*EXERCISE MATERIAL:*
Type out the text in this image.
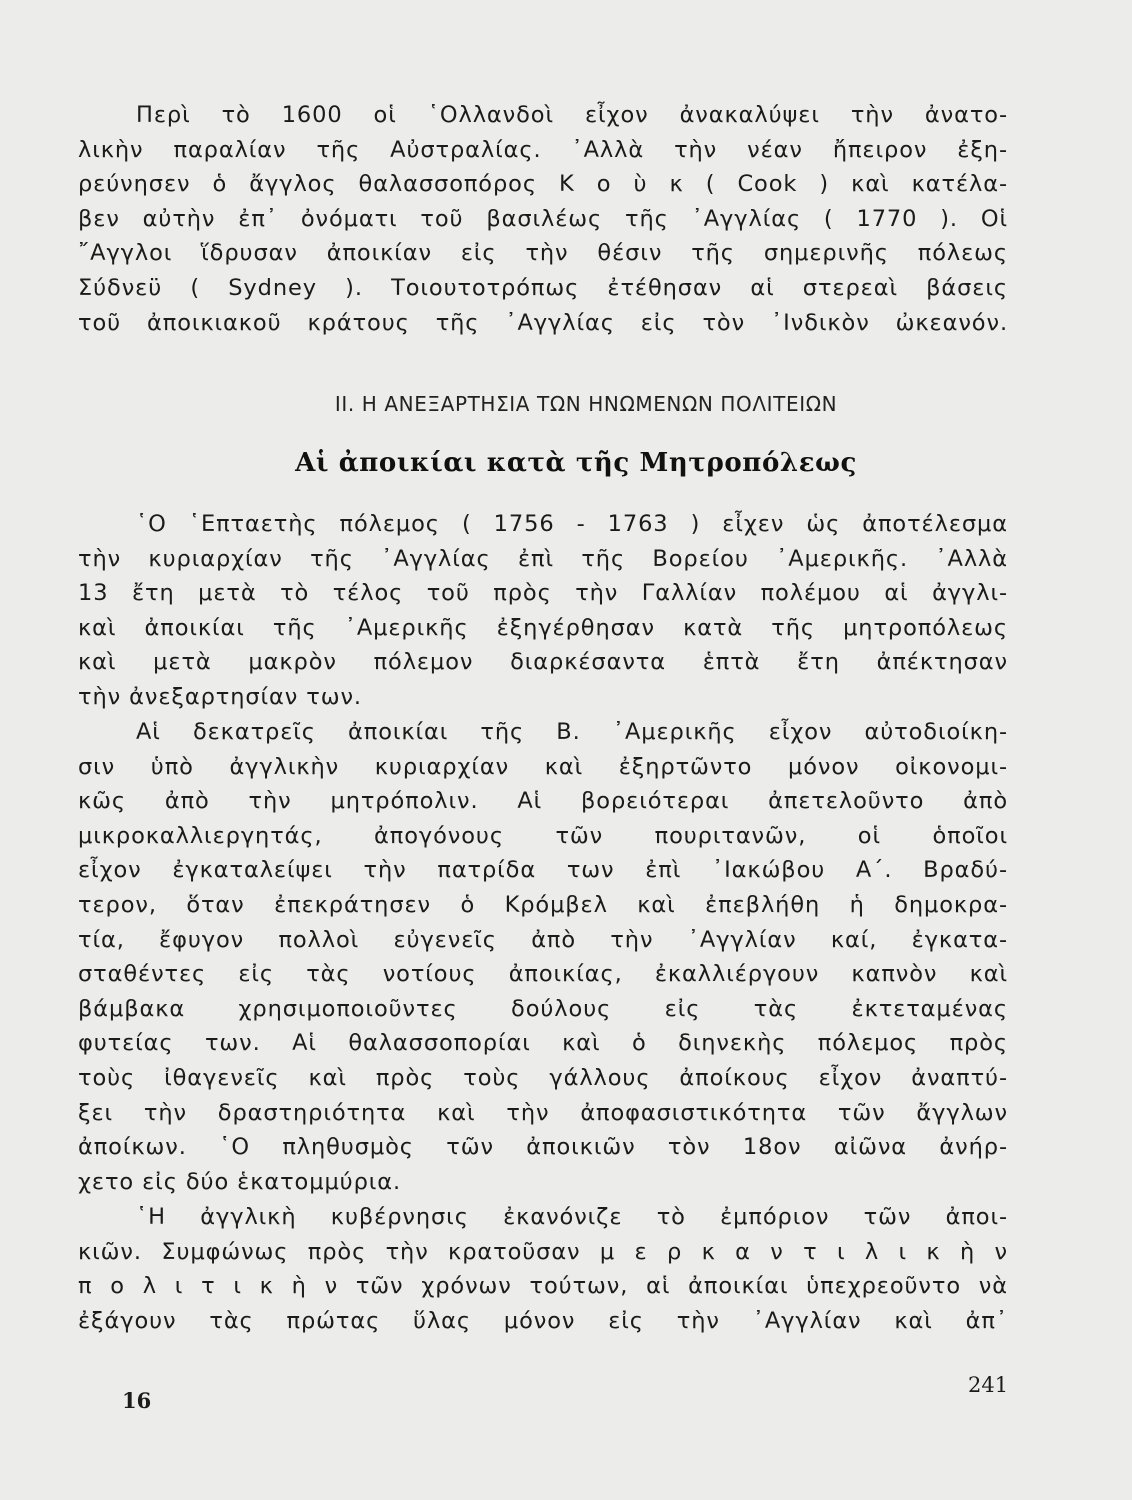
Περὶ τὸ 1600 οἱ ῾Ολλανδοὶ εἶχον ἀνακαλύψει τὴν ἀνατο-
λικὴν παραλίαν τῆς Αὐστραλίας. ᾿Αλλὰ τὴν νέαν ἤπειρον ἐξη-
ρεύνησεν ὁ ἄγγλος θαλασσοπόρος Κ ο ὺ κ ( Cook ) καὶ κατέλα-
βεν αὐτὴν ἐπ᾿ ὀνόματι τοῦ βασιλέως τῆς ᾿Αγγλίας ( 1770 ). Οἱ
῎Αγγλοι ἵδρυσαν ἀποικίαν εἰς τὴν θέσιν τῆς σημερινῆς πόλεως
Σύδνεϋ ( Sydney ). Τοιουτοτρόπως ἐτέθησαν αἱ στερεαὶ βάσεις
τοῦ ἀποικιακοῦ κράτους τῆς ᾿Αγγλίας εἰς τὸν ᾿Ινδικὸν ὠκεανόν.
ΙΙ. Η ΑΝΕΞΑΡΤΗΣΙΑ ΤΩΝ ΗΝΩΜΕΝΩΝ ΠΟΛΙΤΕΙΩΝ
Αἱ ἀποικίαι κατὰ τῆς Μητροπόλεως
῾Ο ῾Επταετὴς πόλεμος ( 1756 - 1763 ) εἶχεν ὡς ἀποτέλεσμα
τὴν κυριαρχίαν τῆς ᾿Αγγλίας ἐπὶ τῆς Βορείου ᾿Αμερικῆς. ᾿Αλλὰ
13 ἔτη μετὰ τὸ τέλος τοῦ πρὸς τὴν Γαλλίαν πολέμου αἱ ἀγγλι-
καὶ ἀποικίαι τῆς ᾿Αμερικῆς ἐξηγέρθησαν κατὰ τῆς μητροπόλεως
καὶ μετὰ μακρὸν πόλεμον διαρκέσαντα ἑπτὰ ἔτη ἀπέκτησαν
τὴν ἀνεξαρτησίαν των.
Αἱ δεκατρεῖς ἀποικίαι τῆς Β. ᾿Αμερικῆς εἶχον αὐτοδιοίκη-
σιν ὑπὸ ἀγγλικὴν κυριαρχίαν καὶ ἐξηρτῶντο μόνον οἰκονομι-
κῶς ἀπὸ τὴν μητρόπολιν. Αἱ βορειότεραι ἀπετελοῦντο ἀπὸ
μικροκαλλιεργητάς, ἀπογόνους τῶν πουριτανῶν, οἱ ὁποῖοι
εἶχον ἐγκαταλείψει τὴν πατρίδα των ἐπὶ ᾿Ιακώβου Α΄. Βραδύ-
τερον, ὅταν ἐπεκράτησεν ὁ Κρόμβελ καὶ ἐπεβλήθη ἡ δημοκρα-
τία, ἔφυγον πολλοὶ εὐγενεῖς ἀπὸ τὴν ᾿Αγγλίαν καί, ἐγκατα-
σταθέντες εἰς τὰς νοτίους ἀποικίας, ἐκαλλιέργουν καπνὸν καὶ
βάμβακα χρησιμοποιοῦντες δούλους εἰς τὰς ἐκτεταμένας
φυτείας των. Αἱ θαλασσοπορίαι καὶ ὁ διηνεκὴς πόλεμος πρὸς
τοὺς ἰθαγενεῖς καὶ πρὸς τοὺς γάλλους ἀποίκους εἶχον ἀναπτύ-
ξει τὴν δραστηριότητα καὶ τὴν ἀποφασιστικότητα τῶν ἄγγλων
ἀποίκων. ῾Ο πληθυσμὸς τῶν ἀποικιῶν τὸν 18ον αἰῶνα ἀνήρ-
χετο εἰς δύο ἑκατομμύρια.
῾Η ἀγγλικὴ κυβέρνησις ἐκανόνιζε τὸ ἐμπόριον τῶν ἀποι-
κιῶν. Συμφώνως πρὸς τὴν κρατοῦσαν μ ε ρ κ α ν τ ι λ ι κ ὴ ν
π ο λ ι τ ι κ ὴ ν τῶν χρόνων τούτων, αἱ ἀποικίαι ὑπεχρεοῦντο νὰ
ἐξάγουν τὰς πρώτας ὕλας μόνον εἰς τὴν ᾿Αγγλίαν καὶ ἀπ᾿
16
241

*REQUIRED WORK:*
Copy the listing word for word, excluding its pictures.

*RESPONSE BELOW:*
Type out the text in this image.
Περὶ τὸ 1600 οἱ ῾Ολλανδοὶ εἶχον ἀνακαλύψει τὴν ἀνατο-
λικὴν παραλίαν τῆς Αὐστραλίας. ᾿Αλλὰ τὴν νέαν ἤπειρον ἐξη-
ρεύνησεν ὁ ἄγγλος θαλασσοπόρος Κ ο ὺ κ ( Cook ) καὶ κατέλα-
βεν αὐτὴν ἐπ᾿ ὀνόματι τοῦ βασιλέως τῆς ᾿Αγγλίας ( 1770 ). Οἱ
῎Αγγλοι ἵδρυσαν ἀποικίαν εἰς τὴν θέσιν τῆς σημερινῆς πόλεως
Σύδνεϋ ( Sydney ). Τοιουτοτρόπως ἐτέθησαν αἱ στερεαὶ βάσεις
τοῦ ἀποικιακοῦ κράτους τῆς ᾿Αγγλίας εἰς τὸν ᾿Ινδικὸν ὠκεανόν.
ΙΙ. Η ΑΝΕΞΑΡΤΗΣΙΑ ΤΩΝ ΗΝΩΜΕΝΩΝ ΠΟΛΙΤΕΙΩΝ
Αἱ ἀποικίαι κατὰ τῆς Μητροπόλεως
῾Ο ῾Επταετὴς πόλεμος ( 1756 - 1763 ) εἶχεν ὡς ἀποτέλεσμα
τὴν κυριαρχίαν τῆς ᾿Αγγλίας ἐπὶ τῆς Βορείου ᾿Αμερικῆς. ᾿Αλλὰ
13 ἔτη μετὰ τὸ τέλος τοῦ πρὸς τὴν Γαλλίαν πολέμου αἱ ἀγγλι-
καὶ ἀποικίαι τῆς ᾿Αμερικῆς ἐξηγέρθησαν κατὰ τῆς μητροπόλεως
καὶ μετὰ μακρὸν πόλεμον διαρκέσαντα ἑπτὰ ἔτη ἀπέκτησαν
τὴν ἀνεξαρτησίαν των.
Αἱ δεκατρεῖς ἀποικίαι τῆς Β. ᾿Αμερικῆς εἶχον αὐτοδιοίκη-
σιν ὑπὸ ἀγγλικὴν κυριαρχίαν καὶ ἐξηρτῶντο μόνον οἰκονομι-
κῶς ἀπὸ τὴν μητρόπολιν. Αἱ βορειότεραι ἀπετελοῦντο ἀπὸ
μικροκαλλιεργητάς, ἀπογόνους τῶν πουριτανῶν, οἱ ὁποῖοι
εἶχον ἐγκαταλείψει τὴν πατρίδα των ἐπὶ ᾿Ιακώβου Α΄. Βραδύ-
τερον, ὅταν ἐπεκράτησεν ὁ Κρόμβελ καὶ ἐπεβλήθη ἡ δημοκρα-
τία, ἔφυγον πολλοὶ εὐγενεῖς ἀπὸ τὴν ᾿Αγγλίαν καί, ἐγκατα-
σταθέντες εἰς τὰς νοτίους ἀποικίας, ἐκαλλιέργουν καπνὸν καὶ
βάμβακα χρησιμοποιοῦντες δούλους εἰς τὰς ἐκτεταμένας
φυτείας των. Αἱ θαλασσοπορίαι καὶ ὁ διηνεκὴς πόλεμος πρὸς
τοὺς ἰθαγενεῖς καὶ πρὸς τοὺς γάλλους ἀποίκους εἶχον ἀναπτύ-
ξει τὴν δραστηριότητα καὶ τὴν ἀποφασιστικότητα τῶν ἄγγλων
ἀποίκων. ῾Ο πληθυσμὸς τῶν ἀποικιῶν τὸν 18ον αἰῶνα ἀνήρ-
χετο εἰς δύο ἑκατομμύρια.
῾Η ἀγγλικὴ κυβέρνησις ἐκανόνιζε τὸ ἐμπόριον τῶν ἀποι-
κιῶν. Συμφώνως πρὸς τὴν κρατοῦσαν μ ε ρ κ α ν τ ι λ ι κ ὴ ν
π ο λ ι τ ι κ ὴ ν τῶν χρόνων τούτων, αἱ ἀποικίαι ὑπεχρεοῦντο νὰ
ἐξάγουν τὰς πρώτας ὕλας μόνον εἰς τὴν ᾿Αγγλίαν καὶ ἀπ᾿
16
241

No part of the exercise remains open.